Written instruction: Every line below must be reproduced exactly. Copy them all.

Information given:
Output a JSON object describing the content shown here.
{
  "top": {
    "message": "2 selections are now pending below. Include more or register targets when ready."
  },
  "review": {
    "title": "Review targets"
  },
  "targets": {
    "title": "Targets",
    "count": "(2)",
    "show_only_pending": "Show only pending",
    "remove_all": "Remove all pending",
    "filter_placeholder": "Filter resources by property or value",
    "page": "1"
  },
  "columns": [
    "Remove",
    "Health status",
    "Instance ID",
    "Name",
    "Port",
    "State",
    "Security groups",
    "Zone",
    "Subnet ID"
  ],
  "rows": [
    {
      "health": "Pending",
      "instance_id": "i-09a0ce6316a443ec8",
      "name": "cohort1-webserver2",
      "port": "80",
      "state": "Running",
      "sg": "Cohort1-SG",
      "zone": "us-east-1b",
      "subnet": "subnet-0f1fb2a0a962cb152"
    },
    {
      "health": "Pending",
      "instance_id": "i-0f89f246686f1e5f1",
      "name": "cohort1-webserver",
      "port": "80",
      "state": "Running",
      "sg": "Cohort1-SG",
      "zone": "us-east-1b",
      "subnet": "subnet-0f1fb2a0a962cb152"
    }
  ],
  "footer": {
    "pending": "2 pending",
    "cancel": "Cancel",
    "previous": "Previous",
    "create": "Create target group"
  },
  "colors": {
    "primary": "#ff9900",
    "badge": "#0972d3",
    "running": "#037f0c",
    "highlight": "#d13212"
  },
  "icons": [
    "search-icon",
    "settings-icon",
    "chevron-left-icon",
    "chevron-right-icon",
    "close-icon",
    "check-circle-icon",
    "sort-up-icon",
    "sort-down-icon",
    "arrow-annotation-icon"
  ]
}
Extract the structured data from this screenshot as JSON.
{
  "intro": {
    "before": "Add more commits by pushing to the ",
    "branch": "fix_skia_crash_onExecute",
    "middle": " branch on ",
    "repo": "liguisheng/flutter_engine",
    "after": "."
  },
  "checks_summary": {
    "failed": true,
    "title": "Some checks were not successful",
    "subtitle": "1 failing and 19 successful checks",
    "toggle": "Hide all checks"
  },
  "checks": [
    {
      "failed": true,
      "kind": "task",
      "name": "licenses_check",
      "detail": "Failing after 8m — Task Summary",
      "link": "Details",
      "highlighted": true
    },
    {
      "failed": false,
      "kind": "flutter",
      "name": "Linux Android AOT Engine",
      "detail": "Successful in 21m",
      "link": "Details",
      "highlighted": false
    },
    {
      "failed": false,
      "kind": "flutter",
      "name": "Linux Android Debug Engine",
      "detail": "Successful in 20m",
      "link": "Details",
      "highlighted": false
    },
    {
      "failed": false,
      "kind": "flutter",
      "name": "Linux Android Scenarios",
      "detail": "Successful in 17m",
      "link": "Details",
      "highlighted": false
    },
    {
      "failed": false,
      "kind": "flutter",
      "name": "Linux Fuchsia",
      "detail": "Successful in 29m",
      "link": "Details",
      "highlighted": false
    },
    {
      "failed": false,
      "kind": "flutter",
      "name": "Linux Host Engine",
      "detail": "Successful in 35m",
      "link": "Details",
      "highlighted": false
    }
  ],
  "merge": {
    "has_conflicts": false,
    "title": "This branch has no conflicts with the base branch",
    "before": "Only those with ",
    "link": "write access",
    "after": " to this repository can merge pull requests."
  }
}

Task response:
Output a JSON object describing the content shown here.
{
  "top": {
    "message": "2 selections are now pending below. Include more or register targets when ready."
  },
  "review": {
    "title": "Review targets"
  },
  "targets": {
    "title": "Targets",
    "count": "(2)",
    "show_only_pending": "Show only pending",
    "remove_all": "Remove all pending",
    "filter_placeholder": "Filter resources by property or value",
    "page": "1"
  },
  "columns": [
    "Remove",
    "Health status",
    "Instance ID",
    "Name",
    "Port",
    "State",
    "Security groups",
    "Zone",
    "Subnet ID"
  ],
  "rows": [
    {
      "health": "Pending",
      "instance_id": "i-09a0ce6316a443ec8",
      "name": "cohort1-webserver2",
      "port": "80",
      "state": "Running",
      "sg": "Cohort1-SG",
      "zone": "us-east-1b",
      "subnet": "subnet-0f1fb2a0a962cb152"
    },
    {
      "health": "Pending",
      "instance_id": "i-0f89f246686f1e5f1",
      "name": "cohort1-webserver",
      "port": "80",
      "state": "Running",
      "sg": "Cohort1-SG",
      "zone": "us-east-1b",
      "subnet": "subnet-0f1fb2a0a962cb152"
    }
  ],
  "footer": {
    "pending": "2 pending",
    "cancel": "Cancel",
    "previous": "Previous",
    "create": "Create target group"
  },
  "colors": {
    "primary": "#ff9900",
    "badge": "#0972d3",
    "running": "#037f0c",
    "highlight": "#d13212"
  },
  "icons": [
    "search-icon",
    "settings-icon",
    "chevron-left-icon",
    "chevron-right-icon",
    "close-icon",
    "check-circle-icon",
    "sort-up-icon",
    "sort-down-icon",
    "arrow-annotation-icon"
  ]
}
Extract the structured data from this screenshot as JSON.
{
  "intro": {
    "before": "Add more commits by pushing to the ",
    "branch": "fix_skia_crash_onExecute",
    "middle": " branch on ",
    "repo": "liguisheng/flutter_engine",
    "after": "."
  },
  "checks_summary": {
    "failed": true,
    "title": "Some checks were not successful",
    "subtitle": "1 failing and 19 successful checks",
    "toggle": "Hide all checks"
  },
  "checks": [
    {
      "failed": true,
      "kind": "task",
      "name": "licenses_check",
      "detail": "Failing after 8m — Task Summary",
      "link": "Details",
      "highlighted": true
    },
    {
      "failed": false,
      "kind": "flutter",
      "name": "Linux Android AOT Engine",
      "detail": "Successful in 21m",
      "link": "Details",
      "highlighted": false
    },
    {
      "failed": false,
      "kind": "flutter",
      "name": "Linux Android Debug Engine",
      "detail": "Successful in 20m",
      "link": "Details",
      "highlighted": false
    },
    {
      "failed": false,
      "kind": "flutter",
      "name": "Linux Android Scenarios",
      "detail": "Successful in 17m",
      "link": "Details",
      "highlighted": false
    },
    {
      "failed": false,
      "kind": "flutter",
      "name": "Linux Fuchsia",
      "detail": "Successful in 29m",
      "link": "Details",
      "highlighted": false
    },
    {
      "failed": false,
      "kind": "flutter",
      "name": "Linux Host Engine",
      "detail": "Successful in 35m",
      "link": "Details",
      "highlighted": false
    }
  ],
  "merge": {
    "has_conflicts": false,
    "title": "This branch has no conflicts with the base branch",
    "before": "Only those with ",
    "link": "write access",
    "after": " to this repository can merge pull requests."
  }
}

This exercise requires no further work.